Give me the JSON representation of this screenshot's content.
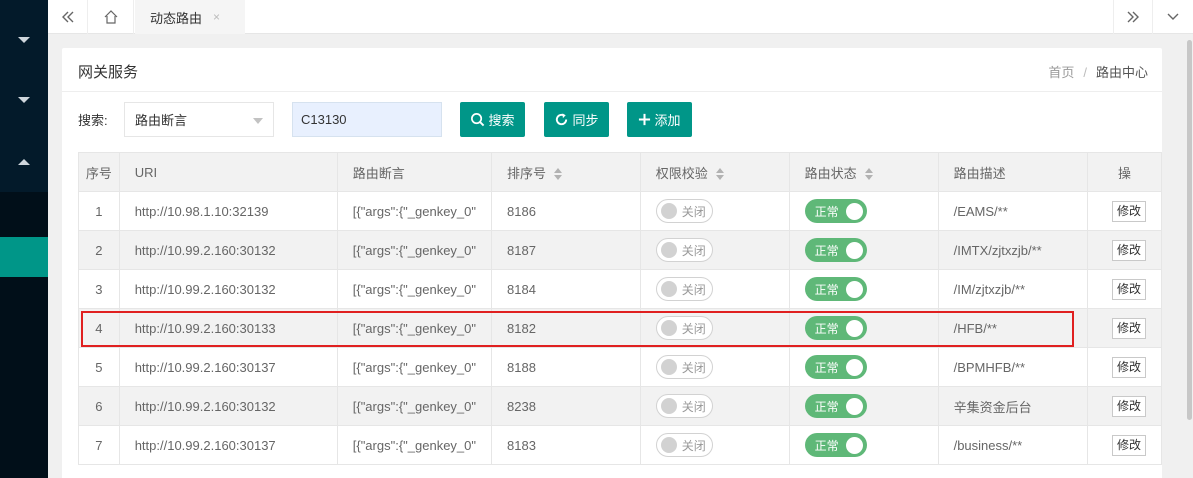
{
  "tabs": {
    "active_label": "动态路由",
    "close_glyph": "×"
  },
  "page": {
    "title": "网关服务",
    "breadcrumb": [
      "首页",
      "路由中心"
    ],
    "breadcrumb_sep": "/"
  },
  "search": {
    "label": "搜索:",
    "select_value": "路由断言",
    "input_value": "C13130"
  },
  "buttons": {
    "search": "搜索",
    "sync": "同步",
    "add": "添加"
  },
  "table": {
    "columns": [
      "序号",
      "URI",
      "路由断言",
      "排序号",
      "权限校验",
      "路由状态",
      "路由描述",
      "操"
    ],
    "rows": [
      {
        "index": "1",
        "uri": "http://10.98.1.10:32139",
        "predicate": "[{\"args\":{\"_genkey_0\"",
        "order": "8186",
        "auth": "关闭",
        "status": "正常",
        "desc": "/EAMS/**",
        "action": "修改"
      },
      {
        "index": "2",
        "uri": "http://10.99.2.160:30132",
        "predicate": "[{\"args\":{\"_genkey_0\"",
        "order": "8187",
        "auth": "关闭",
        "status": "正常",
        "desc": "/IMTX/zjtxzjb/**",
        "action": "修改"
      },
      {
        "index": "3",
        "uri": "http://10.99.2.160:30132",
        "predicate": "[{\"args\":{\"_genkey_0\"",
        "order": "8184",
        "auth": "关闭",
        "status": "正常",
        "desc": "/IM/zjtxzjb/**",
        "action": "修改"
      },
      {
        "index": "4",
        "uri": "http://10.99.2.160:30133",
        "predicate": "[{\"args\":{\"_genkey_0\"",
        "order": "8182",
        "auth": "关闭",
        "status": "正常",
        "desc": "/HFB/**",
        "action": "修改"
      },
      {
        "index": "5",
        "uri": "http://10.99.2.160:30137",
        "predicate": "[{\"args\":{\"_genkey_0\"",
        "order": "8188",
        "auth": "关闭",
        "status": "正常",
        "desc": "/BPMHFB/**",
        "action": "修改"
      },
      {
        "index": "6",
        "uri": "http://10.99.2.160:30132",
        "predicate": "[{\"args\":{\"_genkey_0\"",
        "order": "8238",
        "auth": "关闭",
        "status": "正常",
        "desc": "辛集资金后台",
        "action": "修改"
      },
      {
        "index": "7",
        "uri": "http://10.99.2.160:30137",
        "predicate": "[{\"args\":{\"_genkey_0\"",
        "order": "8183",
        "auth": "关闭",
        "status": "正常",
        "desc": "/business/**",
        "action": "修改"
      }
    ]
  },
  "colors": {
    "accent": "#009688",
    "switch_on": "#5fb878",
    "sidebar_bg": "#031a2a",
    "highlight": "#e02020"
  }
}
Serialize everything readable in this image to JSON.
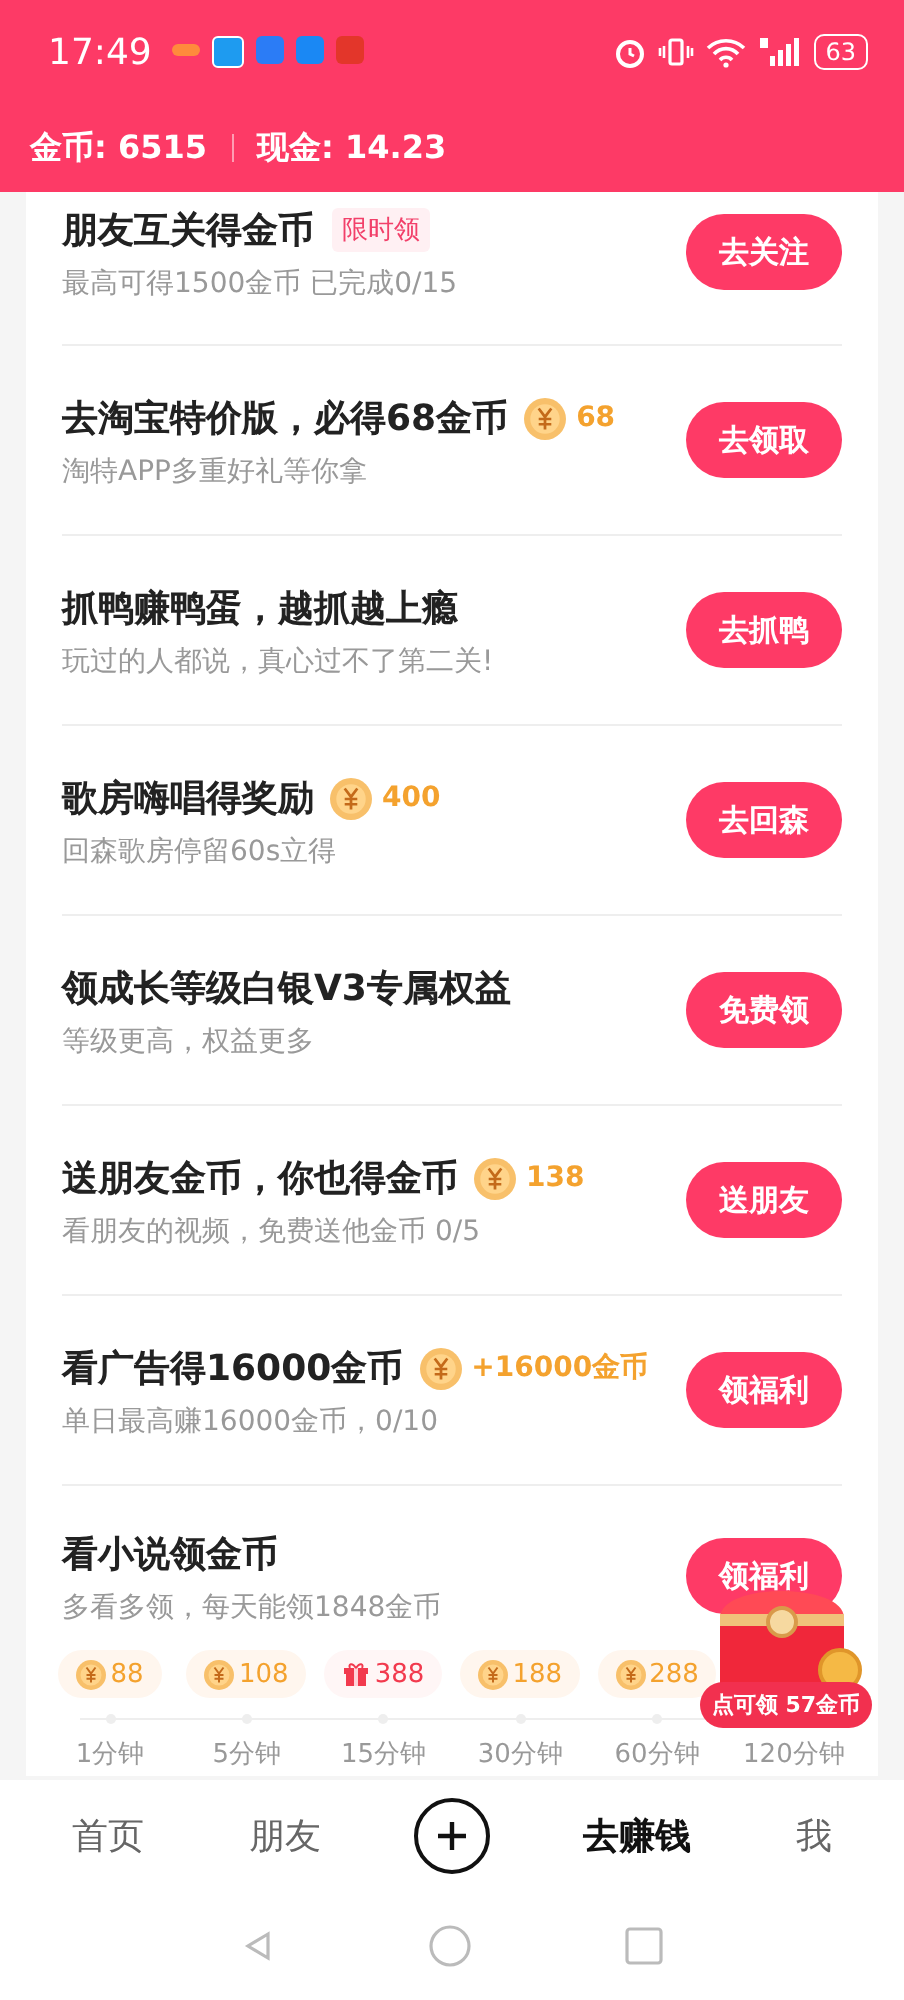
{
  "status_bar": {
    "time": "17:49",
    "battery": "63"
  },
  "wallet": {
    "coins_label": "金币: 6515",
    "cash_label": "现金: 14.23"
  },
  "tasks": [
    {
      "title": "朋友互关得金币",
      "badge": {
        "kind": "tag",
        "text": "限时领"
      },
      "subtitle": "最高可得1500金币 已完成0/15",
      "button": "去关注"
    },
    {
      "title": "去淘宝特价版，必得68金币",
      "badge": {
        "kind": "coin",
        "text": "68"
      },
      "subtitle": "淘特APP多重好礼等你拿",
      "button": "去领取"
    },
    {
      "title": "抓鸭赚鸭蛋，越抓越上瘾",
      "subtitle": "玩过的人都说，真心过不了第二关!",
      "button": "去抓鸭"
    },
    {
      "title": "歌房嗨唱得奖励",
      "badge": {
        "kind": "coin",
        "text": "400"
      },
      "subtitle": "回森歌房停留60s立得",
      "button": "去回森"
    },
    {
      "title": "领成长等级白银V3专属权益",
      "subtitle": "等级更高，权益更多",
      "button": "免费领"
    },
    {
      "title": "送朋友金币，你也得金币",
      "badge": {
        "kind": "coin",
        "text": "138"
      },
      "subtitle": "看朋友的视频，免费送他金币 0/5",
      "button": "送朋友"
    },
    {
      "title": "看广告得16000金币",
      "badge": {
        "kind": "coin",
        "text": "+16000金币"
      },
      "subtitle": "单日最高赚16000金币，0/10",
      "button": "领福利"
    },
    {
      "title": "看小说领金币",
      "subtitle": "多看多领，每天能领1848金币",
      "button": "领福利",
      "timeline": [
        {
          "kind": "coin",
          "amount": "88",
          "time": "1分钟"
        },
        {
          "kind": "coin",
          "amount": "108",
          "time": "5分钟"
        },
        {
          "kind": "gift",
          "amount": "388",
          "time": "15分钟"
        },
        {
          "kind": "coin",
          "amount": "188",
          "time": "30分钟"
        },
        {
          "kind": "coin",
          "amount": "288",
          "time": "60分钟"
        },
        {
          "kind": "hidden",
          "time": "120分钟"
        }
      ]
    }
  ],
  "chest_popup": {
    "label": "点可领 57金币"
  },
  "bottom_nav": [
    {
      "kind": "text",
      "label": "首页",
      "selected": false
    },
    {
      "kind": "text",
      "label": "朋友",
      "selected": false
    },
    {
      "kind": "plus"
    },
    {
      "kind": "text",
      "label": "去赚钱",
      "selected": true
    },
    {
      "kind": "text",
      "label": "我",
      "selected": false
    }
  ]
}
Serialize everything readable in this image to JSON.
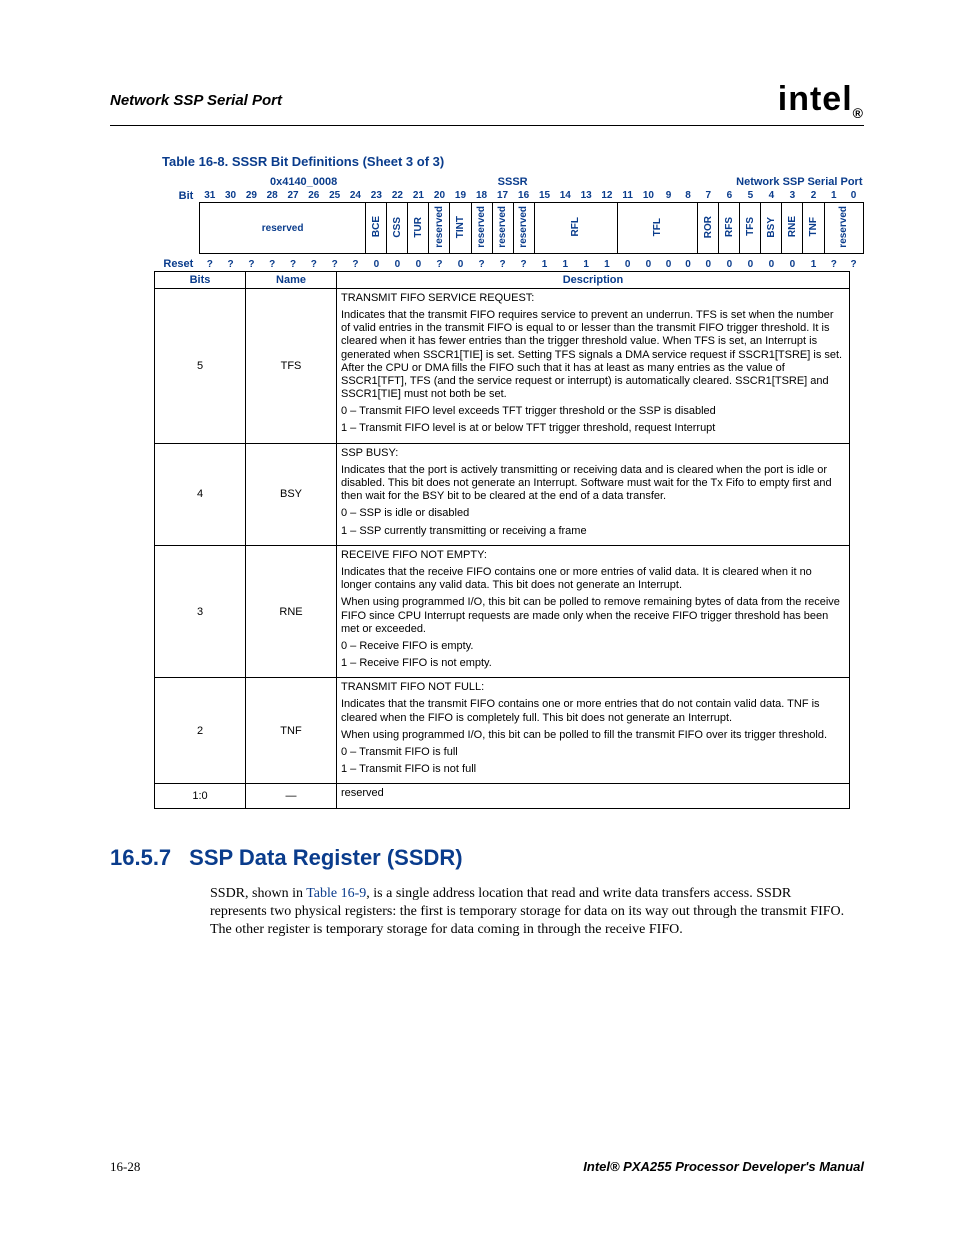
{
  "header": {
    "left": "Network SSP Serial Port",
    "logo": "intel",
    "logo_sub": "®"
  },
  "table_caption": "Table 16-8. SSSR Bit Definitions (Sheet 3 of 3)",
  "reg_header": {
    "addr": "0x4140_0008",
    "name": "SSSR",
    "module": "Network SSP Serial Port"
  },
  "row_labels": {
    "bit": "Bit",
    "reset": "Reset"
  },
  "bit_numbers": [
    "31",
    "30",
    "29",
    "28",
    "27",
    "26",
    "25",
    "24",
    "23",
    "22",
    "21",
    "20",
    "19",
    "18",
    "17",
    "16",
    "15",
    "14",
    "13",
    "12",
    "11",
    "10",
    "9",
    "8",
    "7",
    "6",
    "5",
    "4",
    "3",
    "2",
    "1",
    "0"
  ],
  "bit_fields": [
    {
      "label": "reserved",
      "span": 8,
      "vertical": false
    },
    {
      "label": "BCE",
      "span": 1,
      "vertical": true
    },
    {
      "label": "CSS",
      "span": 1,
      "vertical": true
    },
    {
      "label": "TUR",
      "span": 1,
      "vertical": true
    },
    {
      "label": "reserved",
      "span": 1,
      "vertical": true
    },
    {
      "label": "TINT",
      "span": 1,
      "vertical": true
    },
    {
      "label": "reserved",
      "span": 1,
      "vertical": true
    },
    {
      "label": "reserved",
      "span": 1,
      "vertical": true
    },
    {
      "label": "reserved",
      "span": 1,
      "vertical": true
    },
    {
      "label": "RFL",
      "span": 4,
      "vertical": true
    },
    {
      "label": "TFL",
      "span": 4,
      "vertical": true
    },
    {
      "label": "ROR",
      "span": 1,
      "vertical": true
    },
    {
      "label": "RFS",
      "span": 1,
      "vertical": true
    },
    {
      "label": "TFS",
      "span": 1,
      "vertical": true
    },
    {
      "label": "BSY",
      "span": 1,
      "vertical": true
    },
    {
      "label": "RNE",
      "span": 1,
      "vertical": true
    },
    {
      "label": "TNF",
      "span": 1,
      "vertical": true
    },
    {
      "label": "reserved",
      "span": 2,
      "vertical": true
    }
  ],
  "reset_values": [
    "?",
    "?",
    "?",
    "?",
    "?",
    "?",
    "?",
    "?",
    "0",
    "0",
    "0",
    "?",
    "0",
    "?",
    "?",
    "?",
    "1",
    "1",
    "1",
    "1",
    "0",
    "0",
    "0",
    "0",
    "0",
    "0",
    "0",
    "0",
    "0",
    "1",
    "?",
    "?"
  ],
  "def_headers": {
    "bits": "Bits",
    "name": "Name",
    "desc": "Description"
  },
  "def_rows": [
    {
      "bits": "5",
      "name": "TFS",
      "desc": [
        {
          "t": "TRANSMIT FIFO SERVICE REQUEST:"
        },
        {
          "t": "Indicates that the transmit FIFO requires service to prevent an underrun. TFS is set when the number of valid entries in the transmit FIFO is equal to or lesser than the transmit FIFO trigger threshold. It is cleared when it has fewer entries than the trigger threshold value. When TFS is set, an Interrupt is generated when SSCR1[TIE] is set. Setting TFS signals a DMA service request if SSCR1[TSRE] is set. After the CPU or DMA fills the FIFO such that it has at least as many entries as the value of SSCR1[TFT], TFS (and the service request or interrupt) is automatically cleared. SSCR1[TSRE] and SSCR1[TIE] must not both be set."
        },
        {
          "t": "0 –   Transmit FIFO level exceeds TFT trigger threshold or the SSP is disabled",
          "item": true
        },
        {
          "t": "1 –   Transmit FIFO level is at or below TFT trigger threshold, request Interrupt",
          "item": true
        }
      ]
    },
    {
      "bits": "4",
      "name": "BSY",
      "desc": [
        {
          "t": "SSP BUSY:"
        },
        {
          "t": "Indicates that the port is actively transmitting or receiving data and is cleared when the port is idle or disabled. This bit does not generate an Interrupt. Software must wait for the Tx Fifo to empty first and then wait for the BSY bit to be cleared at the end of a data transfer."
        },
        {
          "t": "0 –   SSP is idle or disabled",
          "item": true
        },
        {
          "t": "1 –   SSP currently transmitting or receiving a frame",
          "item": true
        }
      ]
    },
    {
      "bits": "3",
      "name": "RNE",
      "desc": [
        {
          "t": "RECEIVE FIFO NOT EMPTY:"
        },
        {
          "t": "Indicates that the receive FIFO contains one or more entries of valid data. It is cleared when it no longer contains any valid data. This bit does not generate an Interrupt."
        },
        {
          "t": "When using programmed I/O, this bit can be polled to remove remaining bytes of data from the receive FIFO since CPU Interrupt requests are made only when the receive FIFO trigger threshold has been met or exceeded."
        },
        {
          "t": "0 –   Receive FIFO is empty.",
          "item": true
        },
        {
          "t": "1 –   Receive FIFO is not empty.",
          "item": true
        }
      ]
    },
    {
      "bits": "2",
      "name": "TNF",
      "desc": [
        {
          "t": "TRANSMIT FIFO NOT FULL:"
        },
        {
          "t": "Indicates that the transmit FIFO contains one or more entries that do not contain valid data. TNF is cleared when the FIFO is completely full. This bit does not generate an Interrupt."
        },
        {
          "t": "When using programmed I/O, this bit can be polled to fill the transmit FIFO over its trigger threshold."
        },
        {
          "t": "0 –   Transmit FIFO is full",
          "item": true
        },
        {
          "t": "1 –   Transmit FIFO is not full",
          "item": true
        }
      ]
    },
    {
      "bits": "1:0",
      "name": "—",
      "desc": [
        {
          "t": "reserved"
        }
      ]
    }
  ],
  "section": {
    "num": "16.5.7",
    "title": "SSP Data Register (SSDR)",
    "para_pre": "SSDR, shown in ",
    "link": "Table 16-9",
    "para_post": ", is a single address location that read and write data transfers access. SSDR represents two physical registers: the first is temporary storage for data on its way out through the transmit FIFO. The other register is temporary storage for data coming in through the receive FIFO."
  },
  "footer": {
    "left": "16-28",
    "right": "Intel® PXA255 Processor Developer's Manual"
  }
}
+-------+
__EXERCISE DESCRIPTION__:
Identify each line containing the string "order" and copy it out.

__COMPLETE OUTPUT__:
        "order": "8186",
        "order": "8187",
        "order": "8184",
        "order": "8182",
        "order": "8188",
        "order": "8238",
        "order": "8183",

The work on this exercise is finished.